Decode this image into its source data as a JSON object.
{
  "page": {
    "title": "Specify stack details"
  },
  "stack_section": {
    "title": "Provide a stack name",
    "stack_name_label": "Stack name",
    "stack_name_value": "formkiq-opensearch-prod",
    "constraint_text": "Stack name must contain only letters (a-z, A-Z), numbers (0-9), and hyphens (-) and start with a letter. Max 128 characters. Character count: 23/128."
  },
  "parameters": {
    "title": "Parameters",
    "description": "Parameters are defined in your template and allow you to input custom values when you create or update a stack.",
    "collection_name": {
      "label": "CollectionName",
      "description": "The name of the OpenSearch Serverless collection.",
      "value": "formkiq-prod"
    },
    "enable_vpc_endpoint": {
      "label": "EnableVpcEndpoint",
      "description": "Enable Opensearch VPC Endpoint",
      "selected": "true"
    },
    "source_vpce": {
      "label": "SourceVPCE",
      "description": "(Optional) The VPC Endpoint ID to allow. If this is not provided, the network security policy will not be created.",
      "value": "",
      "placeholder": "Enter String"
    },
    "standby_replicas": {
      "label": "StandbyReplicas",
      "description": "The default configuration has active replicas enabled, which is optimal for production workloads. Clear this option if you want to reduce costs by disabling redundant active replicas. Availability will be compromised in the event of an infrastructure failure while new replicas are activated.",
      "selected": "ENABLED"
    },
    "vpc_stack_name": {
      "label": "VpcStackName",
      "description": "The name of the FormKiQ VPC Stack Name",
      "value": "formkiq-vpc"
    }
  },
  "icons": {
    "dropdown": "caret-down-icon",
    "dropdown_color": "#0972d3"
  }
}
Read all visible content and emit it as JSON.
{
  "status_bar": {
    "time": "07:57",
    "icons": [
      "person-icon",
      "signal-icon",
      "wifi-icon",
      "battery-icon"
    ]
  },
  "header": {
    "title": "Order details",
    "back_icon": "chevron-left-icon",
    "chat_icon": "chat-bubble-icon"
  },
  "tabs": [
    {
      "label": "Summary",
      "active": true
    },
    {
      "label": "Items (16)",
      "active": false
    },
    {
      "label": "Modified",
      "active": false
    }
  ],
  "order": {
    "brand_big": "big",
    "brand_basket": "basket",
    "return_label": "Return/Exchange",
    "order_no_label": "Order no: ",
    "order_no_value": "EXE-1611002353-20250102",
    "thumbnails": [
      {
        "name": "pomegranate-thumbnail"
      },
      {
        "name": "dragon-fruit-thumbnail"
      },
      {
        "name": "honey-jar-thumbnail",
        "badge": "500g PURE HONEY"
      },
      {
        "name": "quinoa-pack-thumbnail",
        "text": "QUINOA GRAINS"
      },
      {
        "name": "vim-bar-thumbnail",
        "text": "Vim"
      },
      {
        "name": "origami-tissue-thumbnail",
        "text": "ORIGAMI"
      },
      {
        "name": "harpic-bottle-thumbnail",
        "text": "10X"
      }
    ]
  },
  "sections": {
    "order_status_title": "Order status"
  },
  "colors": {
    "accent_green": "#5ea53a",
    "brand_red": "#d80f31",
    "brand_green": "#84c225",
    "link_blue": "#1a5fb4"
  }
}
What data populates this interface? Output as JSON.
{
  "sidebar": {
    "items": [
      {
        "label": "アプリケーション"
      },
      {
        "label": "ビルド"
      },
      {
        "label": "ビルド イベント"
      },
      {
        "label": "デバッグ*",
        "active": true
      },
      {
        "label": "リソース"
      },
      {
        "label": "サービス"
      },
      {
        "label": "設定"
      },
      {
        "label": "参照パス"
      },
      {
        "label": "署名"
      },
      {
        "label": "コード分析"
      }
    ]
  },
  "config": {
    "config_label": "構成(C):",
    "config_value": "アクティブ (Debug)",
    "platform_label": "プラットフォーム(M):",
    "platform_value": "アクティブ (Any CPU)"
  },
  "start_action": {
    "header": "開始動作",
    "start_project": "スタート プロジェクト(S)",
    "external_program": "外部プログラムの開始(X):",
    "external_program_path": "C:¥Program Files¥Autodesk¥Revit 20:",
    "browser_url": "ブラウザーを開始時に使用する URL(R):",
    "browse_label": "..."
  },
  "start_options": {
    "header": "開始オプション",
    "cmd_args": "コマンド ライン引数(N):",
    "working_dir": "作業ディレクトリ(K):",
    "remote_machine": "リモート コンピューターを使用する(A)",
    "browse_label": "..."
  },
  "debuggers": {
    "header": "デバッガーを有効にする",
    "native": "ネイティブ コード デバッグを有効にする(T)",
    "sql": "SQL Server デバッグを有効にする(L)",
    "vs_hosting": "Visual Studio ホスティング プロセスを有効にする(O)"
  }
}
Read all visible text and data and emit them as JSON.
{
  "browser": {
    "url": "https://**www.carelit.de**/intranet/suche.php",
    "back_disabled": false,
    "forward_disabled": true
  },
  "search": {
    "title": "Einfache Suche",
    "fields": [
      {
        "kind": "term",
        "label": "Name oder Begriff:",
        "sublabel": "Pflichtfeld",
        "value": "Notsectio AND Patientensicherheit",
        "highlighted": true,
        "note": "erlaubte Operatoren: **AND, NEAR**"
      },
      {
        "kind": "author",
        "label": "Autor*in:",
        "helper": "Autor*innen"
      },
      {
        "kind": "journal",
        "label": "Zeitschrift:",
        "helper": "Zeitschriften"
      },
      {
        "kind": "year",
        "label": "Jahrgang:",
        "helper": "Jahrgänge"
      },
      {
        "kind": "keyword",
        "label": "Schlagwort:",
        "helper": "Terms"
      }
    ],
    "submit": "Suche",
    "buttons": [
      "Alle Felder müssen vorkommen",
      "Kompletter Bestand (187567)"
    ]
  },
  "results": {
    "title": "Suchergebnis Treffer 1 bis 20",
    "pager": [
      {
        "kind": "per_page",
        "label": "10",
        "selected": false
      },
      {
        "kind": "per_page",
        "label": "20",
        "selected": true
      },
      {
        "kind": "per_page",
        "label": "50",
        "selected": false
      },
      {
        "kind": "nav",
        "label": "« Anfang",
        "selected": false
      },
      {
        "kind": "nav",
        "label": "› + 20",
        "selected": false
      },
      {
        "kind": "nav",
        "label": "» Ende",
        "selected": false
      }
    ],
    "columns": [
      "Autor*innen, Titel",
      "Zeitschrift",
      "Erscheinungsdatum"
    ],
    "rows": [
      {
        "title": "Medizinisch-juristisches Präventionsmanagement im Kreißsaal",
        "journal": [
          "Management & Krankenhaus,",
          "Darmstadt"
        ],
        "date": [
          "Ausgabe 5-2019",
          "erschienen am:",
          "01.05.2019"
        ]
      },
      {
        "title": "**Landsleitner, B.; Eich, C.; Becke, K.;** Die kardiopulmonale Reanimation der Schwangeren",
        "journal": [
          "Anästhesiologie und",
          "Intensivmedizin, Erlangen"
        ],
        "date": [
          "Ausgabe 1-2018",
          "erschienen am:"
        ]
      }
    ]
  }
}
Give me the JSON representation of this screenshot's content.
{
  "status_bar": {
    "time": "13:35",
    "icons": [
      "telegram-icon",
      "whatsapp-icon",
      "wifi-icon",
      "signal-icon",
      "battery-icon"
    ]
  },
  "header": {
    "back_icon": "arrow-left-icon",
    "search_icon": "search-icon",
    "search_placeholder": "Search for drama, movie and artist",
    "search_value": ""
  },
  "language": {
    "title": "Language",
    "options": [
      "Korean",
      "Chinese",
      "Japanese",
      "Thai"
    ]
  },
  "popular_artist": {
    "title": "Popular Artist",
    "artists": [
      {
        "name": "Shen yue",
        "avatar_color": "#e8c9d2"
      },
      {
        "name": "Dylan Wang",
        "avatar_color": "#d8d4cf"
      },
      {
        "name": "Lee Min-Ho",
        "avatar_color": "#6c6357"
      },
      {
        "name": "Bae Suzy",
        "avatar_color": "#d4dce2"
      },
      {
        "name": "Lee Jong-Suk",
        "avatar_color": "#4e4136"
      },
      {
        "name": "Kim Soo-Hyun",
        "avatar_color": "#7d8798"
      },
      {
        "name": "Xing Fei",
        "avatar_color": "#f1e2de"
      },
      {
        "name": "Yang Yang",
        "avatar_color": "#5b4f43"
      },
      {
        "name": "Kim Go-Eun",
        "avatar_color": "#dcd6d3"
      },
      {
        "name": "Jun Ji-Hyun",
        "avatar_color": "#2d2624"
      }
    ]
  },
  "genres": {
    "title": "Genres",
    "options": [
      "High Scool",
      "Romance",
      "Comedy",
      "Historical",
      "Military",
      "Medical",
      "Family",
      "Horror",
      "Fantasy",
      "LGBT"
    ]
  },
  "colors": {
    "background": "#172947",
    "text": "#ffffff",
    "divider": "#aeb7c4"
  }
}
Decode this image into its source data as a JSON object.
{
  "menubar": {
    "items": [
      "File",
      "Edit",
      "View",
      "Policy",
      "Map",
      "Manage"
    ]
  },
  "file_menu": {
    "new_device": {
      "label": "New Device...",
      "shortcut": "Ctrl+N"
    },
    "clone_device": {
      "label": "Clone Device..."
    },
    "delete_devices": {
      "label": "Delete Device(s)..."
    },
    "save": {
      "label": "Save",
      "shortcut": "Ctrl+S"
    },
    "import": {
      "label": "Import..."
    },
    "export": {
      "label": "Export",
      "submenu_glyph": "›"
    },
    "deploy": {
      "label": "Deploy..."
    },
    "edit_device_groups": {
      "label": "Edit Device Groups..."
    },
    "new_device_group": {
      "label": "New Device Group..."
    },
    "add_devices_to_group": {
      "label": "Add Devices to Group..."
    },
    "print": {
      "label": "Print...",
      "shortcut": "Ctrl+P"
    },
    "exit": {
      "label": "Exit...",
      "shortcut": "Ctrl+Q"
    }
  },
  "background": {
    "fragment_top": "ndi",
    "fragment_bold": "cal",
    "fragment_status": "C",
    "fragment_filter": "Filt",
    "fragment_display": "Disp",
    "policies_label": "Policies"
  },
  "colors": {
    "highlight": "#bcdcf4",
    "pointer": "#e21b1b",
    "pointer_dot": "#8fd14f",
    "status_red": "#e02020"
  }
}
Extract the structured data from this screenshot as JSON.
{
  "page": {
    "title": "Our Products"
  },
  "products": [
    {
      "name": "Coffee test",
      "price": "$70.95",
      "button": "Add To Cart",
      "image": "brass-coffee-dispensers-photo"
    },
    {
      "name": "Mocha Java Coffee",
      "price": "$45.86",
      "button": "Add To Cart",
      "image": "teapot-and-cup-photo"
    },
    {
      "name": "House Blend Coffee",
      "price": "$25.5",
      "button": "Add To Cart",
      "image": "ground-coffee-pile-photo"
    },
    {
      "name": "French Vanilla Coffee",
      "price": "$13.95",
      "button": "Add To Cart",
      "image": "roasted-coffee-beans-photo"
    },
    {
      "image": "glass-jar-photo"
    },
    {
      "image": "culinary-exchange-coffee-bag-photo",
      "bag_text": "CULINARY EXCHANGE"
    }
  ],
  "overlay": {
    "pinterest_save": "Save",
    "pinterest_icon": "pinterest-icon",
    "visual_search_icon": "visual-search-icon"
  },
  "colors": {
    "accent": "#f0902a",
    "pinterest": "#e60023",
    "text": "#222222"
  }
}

+ + + + +

→ **What you are asked to do**
Count the lines that hold the string "shortcut", and reply with that number alone.

→ **Result for this exercise**
4